- [Your objective]: From the listing below, return each line that includes "исследования".

- [Given records]:
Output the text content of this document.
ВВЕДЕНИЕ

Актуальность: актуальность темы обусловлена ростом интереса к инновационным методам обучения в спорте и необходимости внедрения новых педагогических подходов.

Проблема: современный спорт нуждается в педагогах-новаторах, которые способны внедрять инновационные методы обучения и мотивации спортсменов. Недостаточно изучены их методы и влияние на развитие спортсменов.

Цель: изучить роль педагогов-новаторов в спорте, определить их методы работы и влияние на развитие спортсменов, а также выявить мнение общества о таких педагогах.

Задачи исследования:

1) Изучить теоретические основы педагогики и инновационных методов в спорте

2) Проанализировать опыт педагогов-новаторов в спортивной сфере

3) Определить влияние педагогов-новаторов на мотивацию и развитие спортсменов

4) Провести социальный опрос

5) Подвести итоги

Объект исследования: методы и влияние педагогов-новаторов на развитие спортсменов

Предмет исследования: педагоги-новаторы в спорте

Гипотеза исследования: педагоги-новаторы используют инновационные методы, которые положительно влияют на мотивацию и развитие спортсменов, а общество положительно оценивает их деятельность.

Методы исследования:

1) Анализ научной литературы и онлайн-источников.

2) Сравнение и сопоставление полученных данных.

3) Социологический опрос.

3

- [The answer]:
Задачи исследования:
Объект исследования: методы и влияние педагогов-новаторов на развитие спортсменов
Предмет исследования: педагоги-новаторы в спорте
Гипотеза исследования: педагоги-новаторы используют инновационные методы, которые положительно влияют на мотивацию и развитие спортсменов, а общество положительно оценивает их деятельность.
Методы исследования:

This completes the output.